**GOAL:**
Note how many lines contain "title" and give that number, with nothing else.

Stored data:
▼

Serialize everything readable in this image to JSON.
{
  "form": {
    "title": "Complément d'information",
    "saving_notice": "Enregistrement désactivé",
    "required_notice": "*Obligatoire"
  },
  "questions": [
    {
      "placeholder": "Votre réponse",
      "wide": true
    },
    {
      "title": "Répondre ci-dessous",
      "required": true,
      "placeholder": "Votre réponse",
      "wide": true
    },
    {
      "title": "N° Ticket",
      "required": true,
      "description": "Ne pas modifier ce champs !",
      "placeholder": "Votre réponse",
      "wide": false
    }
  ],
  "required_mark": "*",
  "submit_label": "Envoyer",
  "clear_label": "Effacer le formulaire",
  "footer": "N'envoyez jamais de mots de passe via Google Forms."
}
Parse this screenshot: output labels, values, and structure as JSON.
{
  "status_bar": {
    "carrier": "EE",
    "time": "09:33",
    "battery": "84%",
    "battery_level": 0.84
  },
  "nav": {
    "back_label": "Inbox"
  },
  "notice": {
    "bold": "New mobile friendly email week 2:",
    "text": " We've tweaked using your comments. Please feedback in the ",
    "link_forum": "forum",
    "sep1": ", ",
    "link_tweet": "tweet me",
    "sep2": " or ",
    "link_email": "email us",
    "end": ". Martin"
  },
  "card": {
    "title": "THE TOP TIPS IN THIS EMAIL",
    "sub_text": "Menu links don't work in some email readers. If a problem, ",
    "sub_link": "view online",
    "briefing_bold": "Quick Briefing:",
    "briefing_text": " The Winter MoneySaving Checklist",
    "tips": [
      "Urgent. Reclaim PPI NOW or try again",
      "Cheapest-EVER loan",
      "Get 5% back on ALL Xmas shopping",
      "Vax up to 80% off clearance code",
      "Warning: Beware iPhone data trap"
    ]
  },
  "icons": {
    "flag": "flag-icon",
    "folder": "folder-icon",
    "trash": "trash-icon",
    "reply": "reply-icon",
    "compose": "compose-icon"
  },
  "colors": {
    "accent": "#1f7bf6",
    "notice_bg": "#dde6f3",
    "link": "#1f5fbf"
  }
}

▲

**FINAL RESULT:**
4